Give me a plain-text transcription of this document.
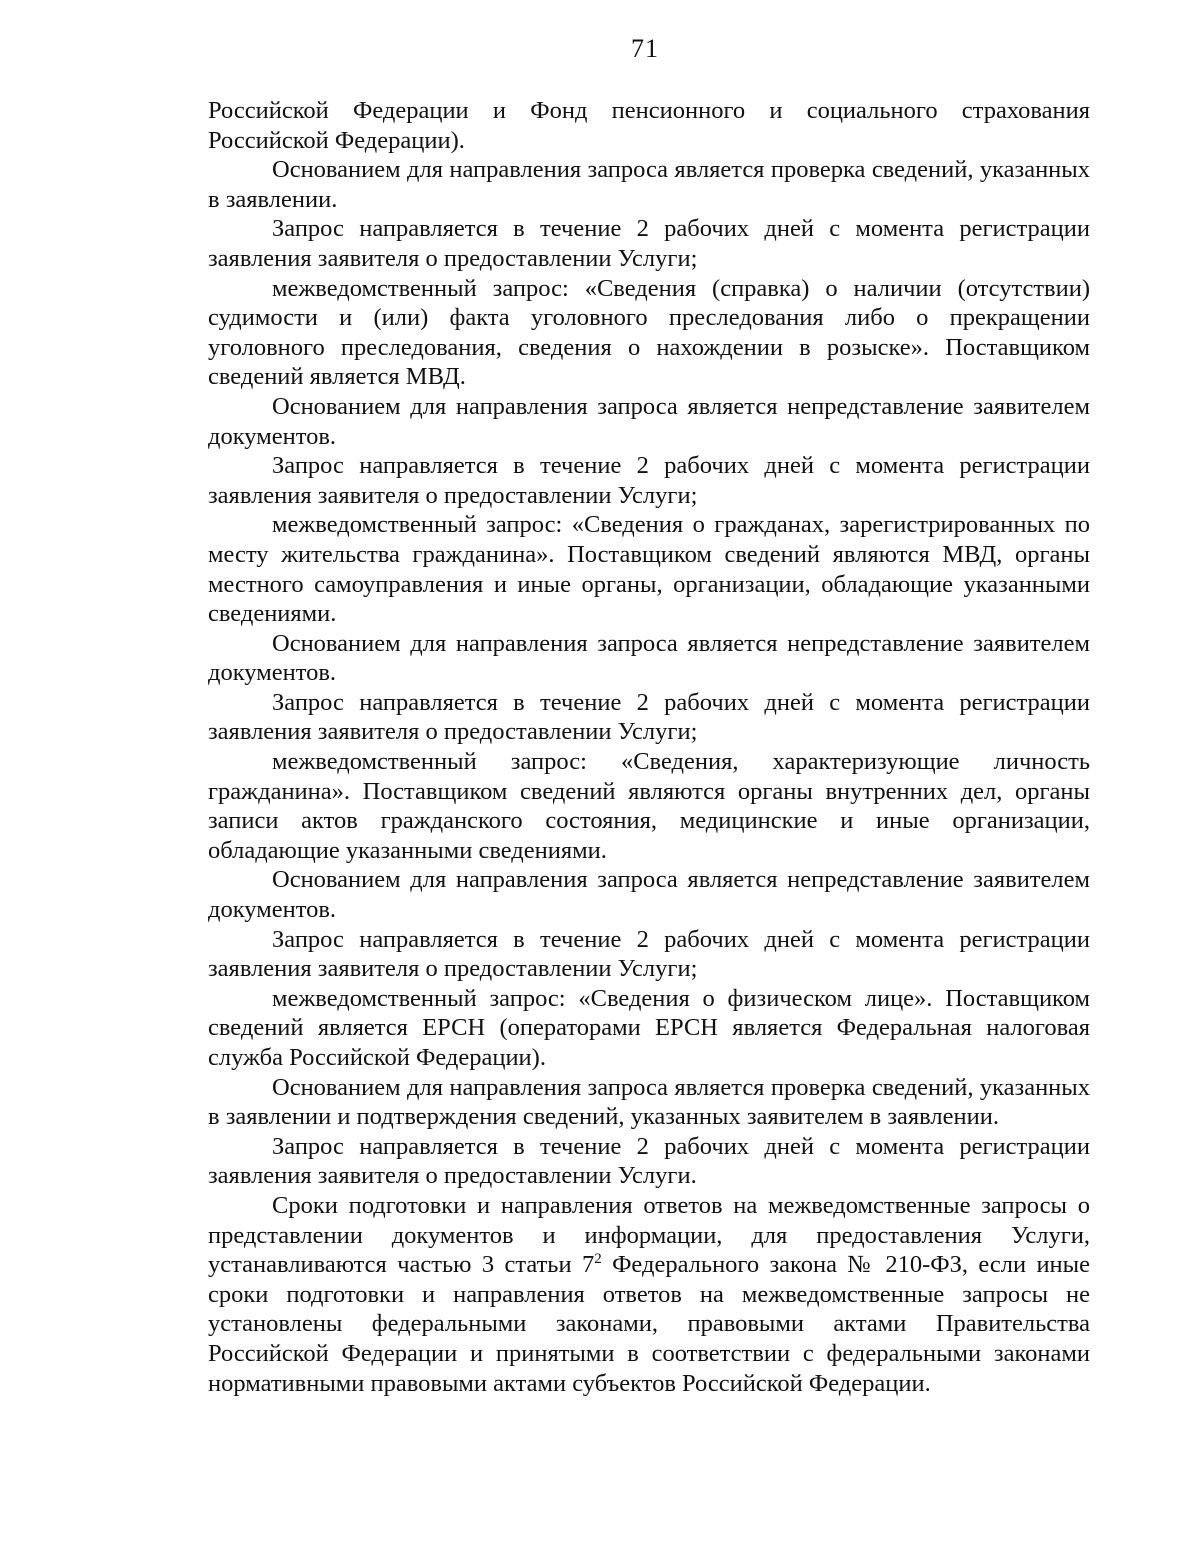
71

Российской Федерации и Фонд пенсионного и социального страхования Российской Федерации).

Основанием для направления запроса является проверка сведений, указанных в заявлении.

Запрос направляется в течение 2 рабочих дней с момента регистрации заявления заявителя о предоставлении Услуги;

межведомственный запрос: «Сведения (справка) о наличии (отсутствии) судимости и (или) факта уголовного преследования либо о прекращении уголовного преследования, сведения о нахождении в розыске». Поставщиком сведений является МВД.

Основанием для направления запроса является непредставление заявителем документов.

Запрос направляется в течение 2 рабочих дней с момента регистрации заявления заявителя о предоставлении Услуги;

межведомственный запрос: «Сведения о гражданах, зарегистрированных по месту жительства гражданина». Поставщиком сведений являются МВД, органы местного самоуправления и иные органы, организации, обладающие указанными сведениями.

Основанием для направления запроса является непредставление заявителем документов.

Запрос направляется в течение 2 рабочих дней с момента регистрации заявления заявителя о предоставлении Услуги;

межведомственный запрос: «Сведения, характеризующие личность гражданина». Поставщиком сведений являются органы внутренних дел, органы записи актов гражданского состояния, медицинские и иные организации, обладающие указанными сведениями.

Основанием для направления запроса является непредставление заявителем документов.

Запрос направляется в течение 2 рабочих дней с момента регистрации заявления заявителя о предоставлении Услуги;

межведомственный запрос: «Сведения о физическом лице». Поставщиком сведений является ЕРСН (операторами ЕРСН является Федеральная налоговая служба Российской Федерации).

Основанием для направления запроса является проверка сведений, указанных в заявлении и подтверждения сведений, указанных заявителем в заявлении.

Запрос направляется в течение 2 рабочих дней с момента регистрации заявления заявителя о предоставлении Услуги.

Сроки подготовки и направления ответов на межведомственные запросы о представлении документов и информации, для предоставления Услуги, устанавливаются частью 3 статьи $7^2$ Федерального закона № 210-ФЗ, если иные сроки подготовки и направления ответов на межведомственные запросы не установлены федеральными законами, правовыми актами Правительства Российской Федерации и принятыми в соответствии с федеральными законами нормативными правовыми актами субъектов Российской Федерации.
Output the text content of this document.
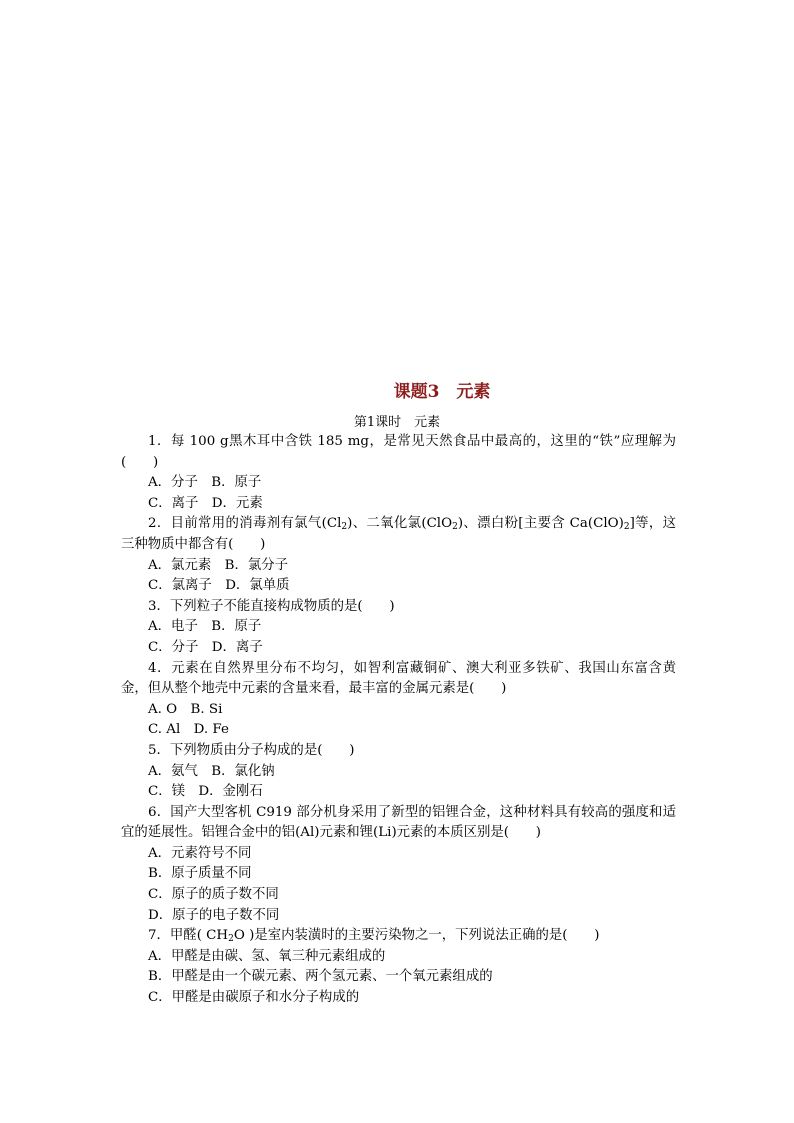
课题3　元素
第1课时　元素

1．每 100 g黑木耳中含铁 185 mg，是常见天然食品中最高的，这里的“铁”应理解为(　　)

A．分子　B．原子

C．离子　D．元素

2．目前常用的消毒剂有氯气$(Cl_2)$、二氧化氯(ClO$_2$)、漂白粉[主要含 $Ca(ClO)_2$]等，这三种物质中都含有(　　)

A．氯元素　B．氯分子

C．氯离子　D．氯单质

3．下列粒子不能直接构成物质的是(　　)

A．电子　B．原子

C．分子　D．离子

4．元素在自然界里分布不均匀，如智利富藏铜矿、澳大利亚多铁矿、我国山东富含黄金，但从整个地壳中元素的含量来看，最丰富的金属元素是(　　)

A. O　B. Si

C. Al　D. Fe

5．下列物质由分子构成的是(　　)

A．氨气　B．氯化钠

C．镁　D．金刚石

6．国产大型客机 C919 部分机身采用了新型的铝锂合金，这种材料具有较高的强度和适宜的延展性。铝锂合金中的铝(Al)元素和锂(Li)元素的本质区别是(　　)

A．元素符号不同

B．原子质量不同

C．原子的质子数不同

D．原子的电子数不同

7．甲醛( $CH_2O$ )是室内装潢时的主要污染物之一，下列说法正确的是(　　)

A．甲醛是由碳、氢、氧三种元素组成的

B．甲醛是由一个碳元素、两个氢元素、一个氧元素组成的

C．甲醛是由碳原子和水分子构成的
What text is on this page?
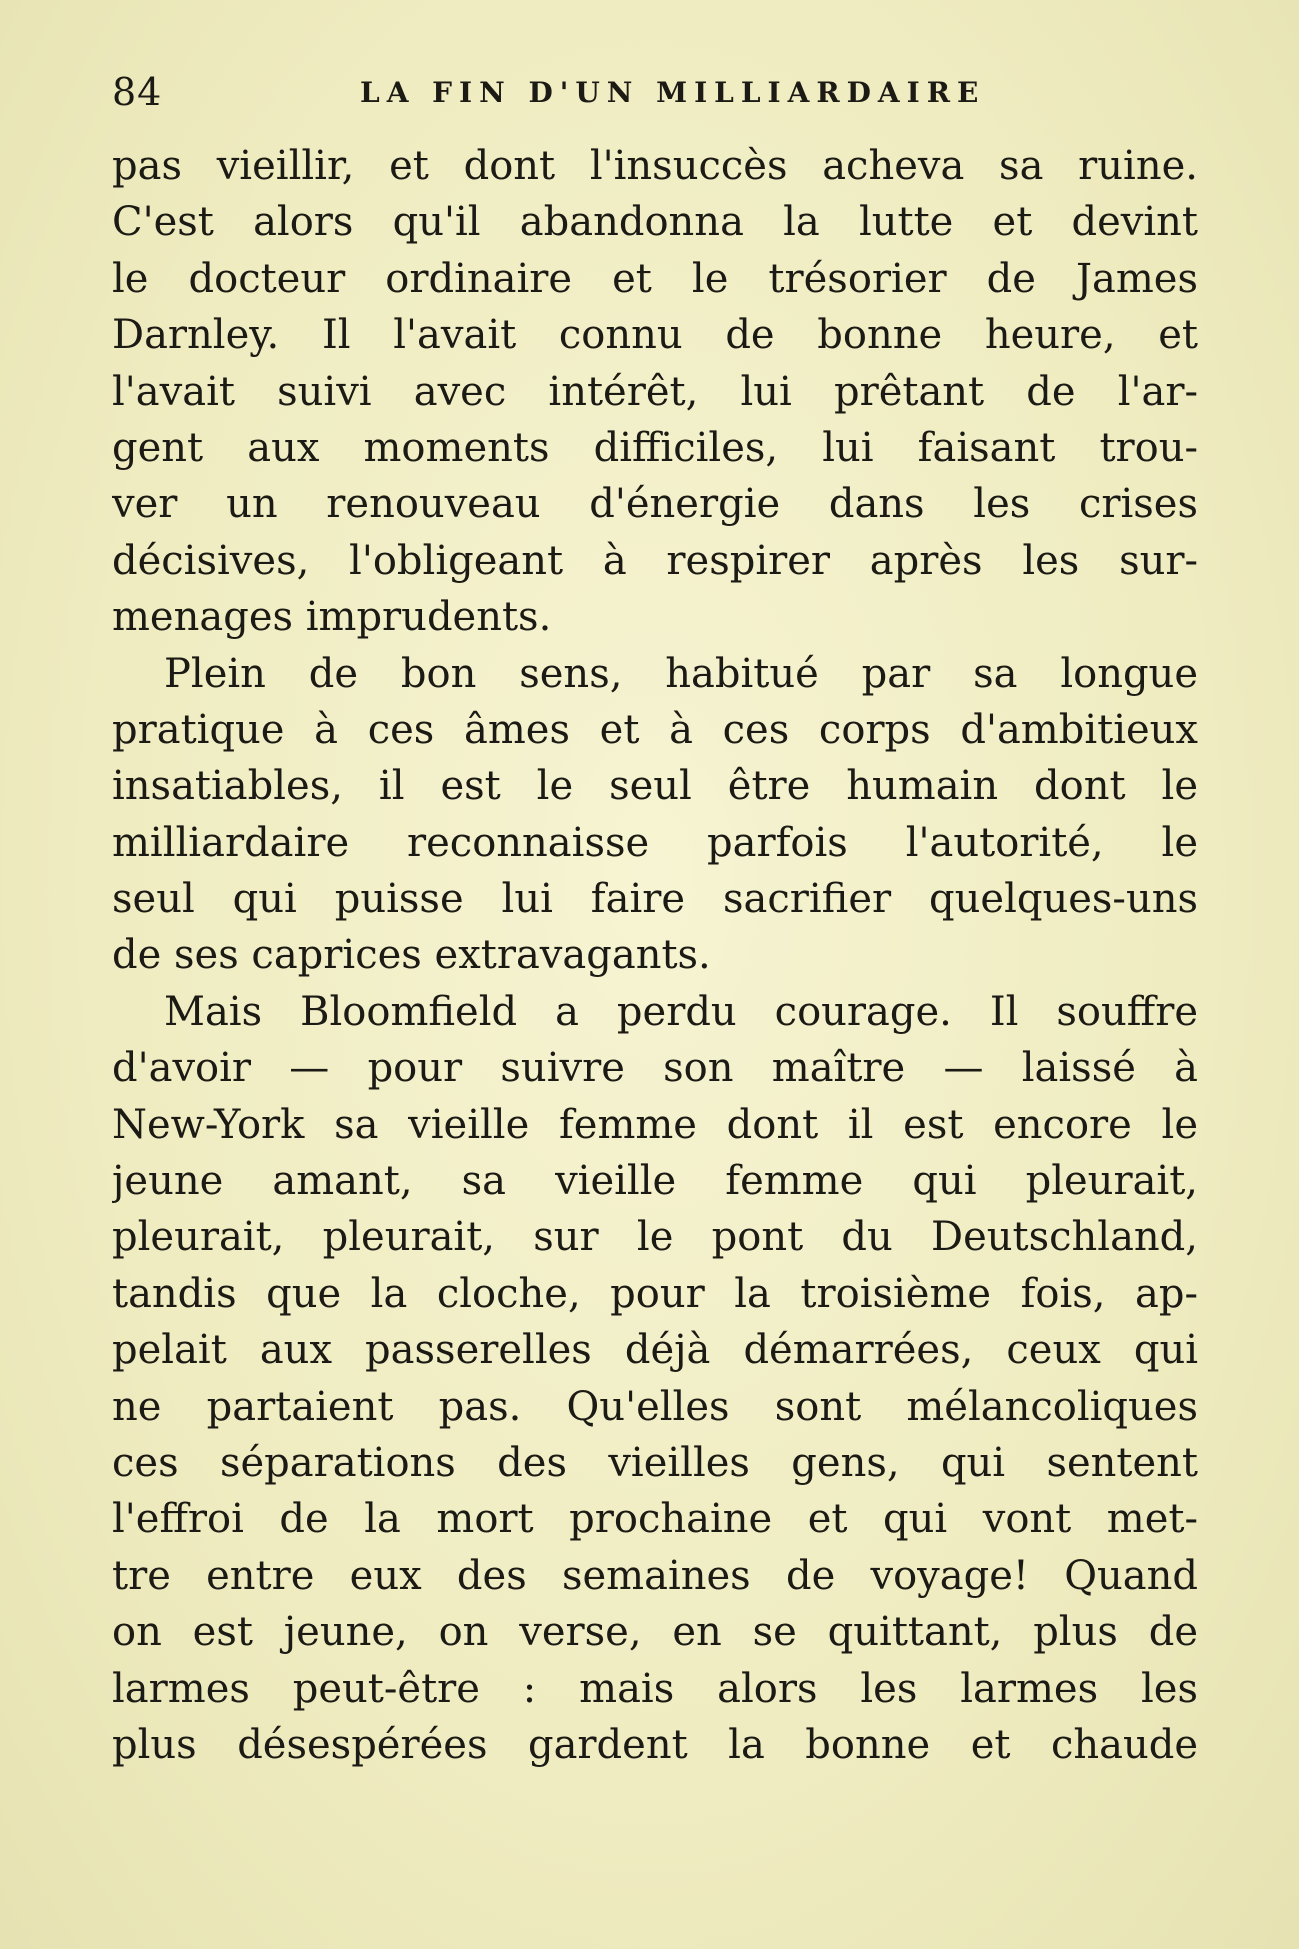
84	LA FIN D'UN MILLIARDAIRE
pas vieillir, et dont l'insuccès acheva sa ruine.
C'est alors qu'il abandonna la lutte et devint
le docteur ordinaire et le trésorier de James
Darnley. Il l'avait connu de bonne heure, et
l'avait suivi avec intérêt, lui prêtant de l'ar-
gent aux moments difficiles, lui faisant trou-
ver un renouveau d'énergie dans les crises
décisives, l'obligeant à respirer après les sur-
menages imprudents.
Plein de bon sens, habitué par sa longue
pratique à ces âmes et à ces corps d'ambitieux
insatiables, il est le seul être humain dont le
milliardaire reconnaisse parfois l'autorité, le
seul qui puisse lui faire sacrifier quelques-uns
de ses caprices extravagants.
Mais Bloomfield a perdu courage. Il souffre
d'avoir — pour suivre son maître — laissé à
New-York sa vieille femme dont il est encore le
jeune amant, sa vieille femme qui pleurait,
pleurait, pleurait, sur le pont du Deutschland,
tandis que la cloche, pour la troisième fois, ap-
pelait aux passerelles déjà démarrées, ceux qui
ne partaient pas. Qu'elles sont mélancoliques
ces séparations des vieilles gens, qui sentent
l'effroi de la mort prochaine et qui vont met-
tre entre eux des semaines de voyage! Quand
on est jeune, on verse, en se quittant, plus de
larmes peut-être : mais alors les larmes les
plus désespérées gardent la bonne et chaude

* * * *

-- YOUR GOAL --
Copy each line of the records precisely and drop any images they hold.

-- TASK RESULT --
Give me a plain-text transcription of this document.
71

Российской Федерации и Фонд пенсионного и социального страхования Российской Федерации).

Основанием для направления запроса является проверка сведений, указанных в заявлении.

Запрос направляется в течение 2 рабочих дней с момента регистрации заявления заявителя о предоставлении Услуги;

межведомственный запрос: «Сведения (справка) о наличии (отсутствии) судимости и (или) факта уголовного преследования либо о прекращении уголовного преследования, сведения о нахождении в розыске». Поставщиком сведений является МВД.

Основанием для направления запроса является непредставление заявителем документов.

Запрос направляется в течение 2 рабочих дней с момента регистрации заявления заявителя о предоставлении Услуги;

межведомственный запрос: «Сведения о гражданах, зарегистрированных по месту жительства гражданина». Поставщиком сведений являются МВД, органы местного самоуправления и иные органы, организации, обладающие указанными сведениями.

Основанием для направления запроса является непредставление заявителем документов.

Запрос направляется в течение 2 рабочих дней с момента регистрации заявления заявителя о предоставлении Услуги;

межведомственный запрос: «Сведения, характеризующие личность гражданина». Поставщиком сведений являются органы внутренних дел, органы записи актов гражданского состояния, медицинские и иные организации, обладающие указанными сведениями.

Основанием для направления запроса является непредставление заявителем документов.

Запрос направляется в течение 2 рабочих дней с момента регистрации заявления заявителя о предоставлении Услуги;

межведомственный запрос: «Сведения о физическом лице». Поставщиком сведений является ЕРСН (операторами ЕРСН является Федеральная налоговая служба Российской Федерации).

Основанием для направления запроса является проверка сведений, указанных в заявлении и подтверждения сведений, указанных заявителем в заявлении.

Запрос направляется в течение 2 рабочих дней с момента регистрации заявления заявителя о предоставлении Услуги.

Сроки подготовки и направления ответов на межведомственные запросы о представлении документов и информации, для предоставления Услуги, устанавливаются частью 3 статьи $7^2$ Федерального закона № 210-ФЗ, если иные сроки подготовки и направления ответов на межведомственные запросы не установлены федеральными законами, правовыми актами Правительства Российской Федерации и принятыми в соответствии с федеральными законами нормативными правовыми актами субъектов Российской Федерации.
Output the text content of this document.
课题3　元素
第1课时　元素

1．每 100 g黑木耳中含铁 185 mg，是常见天然食品中最高的，这里的“铁”应理解为(　　)

A．分子　B．原子

C．离子　D．元素

2．目前常用的消毒剂有氯气$(Cl_2)$、二氧化氯(ClO$_2$)、漂白粉[主要含 $Ca(ClO)_2$]等，这三种物质中都含有(　　)

A．氯元素　B．氯分子

C．氯离子　D．氯单质

3．下列粒子不能直接构成物质的是(　　)

A．电子　B．原子

C．分子　D．离子

4．元素在自然界里分布不均匀，如智利富藏铜矿、澳大利亚多铁矿、我国山东富含黄金，但从整个地壳中元素的含量来看，最丰富的金属元素是(　　)

A. O　B. Si

C. Al　D. Fe

5．下列物质由分子构成的是(　　)

A．氨气　B．氯化钠

C．镁　D．金刚石

6．国产大型客机 C919 部分机身采用了新型的铝锂合金，这种材料具有较高的强度和适宜的延展性。铝锂合金中的铝(Al)元素和锂(Li)元素的本质区别是(　　)

A．元素符号不同

B．原子质量不同

C．原子的质子数不同

D．原子的电子数不同

7．甲醛( $CH_2O$ )是室内装潢时的主要污染物之一，下列说法正确的是(　　)

A．甲醛是由碳、氢、氧三种元素组成的

B．甲醛是由一个碳元素、两个氢元素、一个氧元素组成的

C．甲醛是由碳原子和水分子构成的
What text is on this page?
84	LA FIN D'UN MILLIARDAIRE
pas vieillir, et dont l'insuccès acheva sa ruine.
C'est alors qu'il abandonna la lutte et devint
le docteur ordinaire et le trésorier de James
Darnley. Il l'avait connu de bonne heure, et
l'avait suivi avec intérêt, lui prêtant de l'ar-
gent aux moments difficiles, lui faisant trou-
ver un renouveau d'énergie dans les crises
décisives, l'obligeant à respirer après les sur-
menages imprudents.
Plein de bon sens, habitué par sa longue
pratique à ces âmes et à ces corps d'ambitieux
insatiables, il est le seul être humain dont le
milliardaire reconnaisse parfois l'autorité, le
seul qui puisse lui faire sacrifier quelques-uns
de ses caprices extravagants.
Mais Bloomfield a perdu courage. Il souffre
d'avoir — pour suivre son maître — laissé à
New-York sa vieille femme dont il est encore le
jeune amant, sa vieille femme qui pleurait,
pleurait, pleurait, sur le pont du Deutschland,
tandis que la cloche, pour la troisième fois, ap-
pelait aux passerelles déjà démarrées, ceux qui
ne partaient pas. Qu'elles sont mélancoliques
ces séparations des vieilles gens, qui sentent
l'effroi de la mort prochaine et qui vont met-
tre entre eux des semaines de voyage! Quand
on est jeune, on verse, en se quittant, plus de
larmes peut-être : mais alors les larmes les
plus désespérées gardent la bonne et chaude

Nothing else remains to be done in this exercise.